## TASK DESCRIPTION
Return each of the rows below verbatim, with every line kept unchanged.

───── PROVIDED MATERIAL ─────

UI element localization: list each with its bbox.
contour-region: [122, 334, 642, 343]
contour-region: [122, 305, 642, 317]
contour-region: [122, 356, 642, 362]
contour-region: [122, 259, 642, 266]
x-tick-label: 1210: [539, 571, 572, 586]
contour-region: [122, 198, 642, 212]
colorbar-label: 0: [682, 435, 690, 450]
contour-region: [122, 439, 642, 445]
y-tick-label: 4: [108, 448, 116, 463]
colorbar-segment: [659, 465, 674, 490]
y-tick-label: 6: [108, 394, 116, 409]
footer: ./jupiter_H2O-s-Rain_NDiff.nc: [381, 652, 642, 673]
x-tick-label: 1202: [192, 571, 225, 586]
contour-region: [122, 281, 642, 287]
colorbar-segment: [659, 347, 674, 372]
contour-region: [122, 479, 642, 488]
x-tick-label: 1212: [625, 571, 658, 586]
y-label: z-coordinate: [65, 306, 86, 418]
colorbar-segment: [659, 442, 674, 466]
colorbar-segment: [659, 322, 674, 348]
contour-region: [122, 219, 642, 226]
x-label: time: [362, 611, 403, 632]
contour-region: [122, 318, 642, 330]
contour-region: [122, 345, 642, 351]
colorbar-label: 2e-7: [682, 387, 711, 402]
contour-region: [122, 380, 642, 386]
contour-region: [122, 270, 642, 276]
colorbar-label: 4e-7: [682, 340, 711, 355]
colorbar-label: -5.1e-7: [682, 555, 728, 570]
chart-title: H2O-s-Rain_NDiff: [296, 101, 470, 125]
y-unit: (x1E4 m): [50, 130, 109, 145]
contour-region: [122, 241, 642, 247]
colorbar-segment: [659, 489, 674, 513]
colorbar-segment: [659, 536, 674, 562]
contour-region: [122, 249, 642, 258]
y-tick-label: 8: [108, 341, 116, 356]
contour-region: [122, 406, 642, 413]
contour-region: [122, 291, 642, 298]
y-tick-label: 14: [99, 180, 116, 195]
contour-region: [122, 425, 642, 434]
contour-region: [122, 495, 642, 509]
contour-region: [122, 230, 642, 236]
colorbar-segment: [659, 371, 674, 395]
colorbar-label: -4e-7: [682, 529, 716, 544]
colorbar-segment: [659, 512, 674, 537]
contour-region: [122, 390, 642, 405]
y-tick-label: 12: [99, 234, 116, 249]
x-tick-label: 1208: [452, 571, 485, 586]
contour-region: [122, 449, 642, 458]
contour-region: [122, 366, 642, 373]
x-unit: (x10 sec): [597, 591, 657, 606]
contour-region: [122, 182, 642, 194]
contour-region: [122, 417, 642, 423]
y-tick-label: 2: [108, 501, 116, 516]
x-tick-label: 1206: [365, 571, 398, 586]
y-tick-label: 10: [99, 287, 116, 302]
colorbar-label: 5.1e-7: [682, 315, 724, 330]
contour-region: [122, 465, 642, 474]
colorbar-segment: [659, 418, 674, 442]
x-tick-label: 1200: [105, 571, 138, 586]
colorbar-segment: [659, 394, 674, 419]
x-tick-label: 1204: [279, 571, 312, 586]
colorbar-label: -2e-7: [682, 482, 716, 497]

─────

## COMPLETE OUTPUT
UI element localization: list each with its bbox.
contour-region: [122, 334, 642, 343]
contour-region: [122, 305, 642, 317]
contour-region: [122, 356, 642, 362]
contour-region: [122, 259, 642, 266]
x-tick-label: 1210: [539, 571, 572, 586]
contour-region: [122, 198, 642, 212]
colorbar-label: 0: [682, 435, 690, 450]
contour-region: [122, 439, 642, 445]
y-tick-label: 4: [108, 448, 116, 463]
colorbar-segment: [659, 465, 674, 490]
y-tick-label: 6: [108, 394, 116, 409]
footer: ./jupiter_H2O-s-Rain_NDiff.nc: [381, 652, 642, 673]
x-tick-label: 1202: [192, 571, 225, 586]
contour-region: [122, 281, 642, 287]
colorbar-segment: [659, 347, 674, 372]
contour-region: [122, 479, 642, 488]
x-tick-label: 1212: [625, 571, 658, 586]
y-label: z-coordinate: [65, 306, 86, 418]
colorbar-segment: [659, 442, 674, 466]
colorbar-segment: [659, 322, 674, 348]
contour-region: [122, 219, 642, 226]
x-label: time: [362, 611, 403, 632]
contour-region: [122, 318, 642, 330]
contour-region: [122, 345, 642, 351]
colorbar-label: 2e-7: [682, 387, 711, 402]
contour-region: [122, 380, 642, 386]
contour-region: [122, 270, 642, 276]
colorbar-label: 4e-7: [682, 340, 711, 355]
colorbar-label: -5.1e-7: [682, 555, 728, 570]
chart-title: H2O-s-Rain_NDiff: [296, 101, 470, 125]
y-unit: (x1E4 m): [50, 130, 109, 145]
contour-region: [122, 241, 642, 247]
colorbar-segment: [659, 489, 674, 513]
colorbar-segment: [659, 536, 674, 562]
contour-region: [122, 249, 642, 258]
y-tick-label: 8: [108, 341, 116, 356]
contour-region: [122, 406, 642, 413]
contour-region: [122, 291, 642, 298]
y-tick-label: 14: [99, 180, 116, 195]
contour-region: [122, 425, 642, 434]
contour-region: [122, 495, 642, 509]
contour-region: [122, 230, 642, 236]
colorbar-segment: [659, 371, 674, 395]
colorbar-label: -4e-7: [682, 529, 716, 544]
colorbar-segment: [659, 512, 674, 537]
contour-region: [122, 390, 642, 405]
y-tick-label: 12: [99, 234, 116, 249]
x-tick-label: 1208: [452, 571, 485, 586]
contour-region: [122, 449, 642, 458]
contour-region: [122, 366, 642, 373]
x-unit: (x10 sec): [597, 591, 657, 606]
contour-region: [122, 182, 642, 194]
contour-region: [122, 417, 642, 423]
y-tick-label: 2: [108, 501, 116, 516]
x-tick-label: 1206: [365, 571, 398, 586]
y-tick-label: 10: [99, 287, 116, 302]
colorbar-label: 5.1e-7: [682, 315, 724, 330]
contour-region: [122, 465, 642, 474]
colorbar-segment: [659, 418, 674, 442]
x-tick-label: 1200: [105, 571, 138, 586]
colorbar-segment: [659, 394, 674, 419]
x-tick-label: 1204: [279, 571, 312, 586]
colorbar-label: -2e-7: [682, 482, 716, 497]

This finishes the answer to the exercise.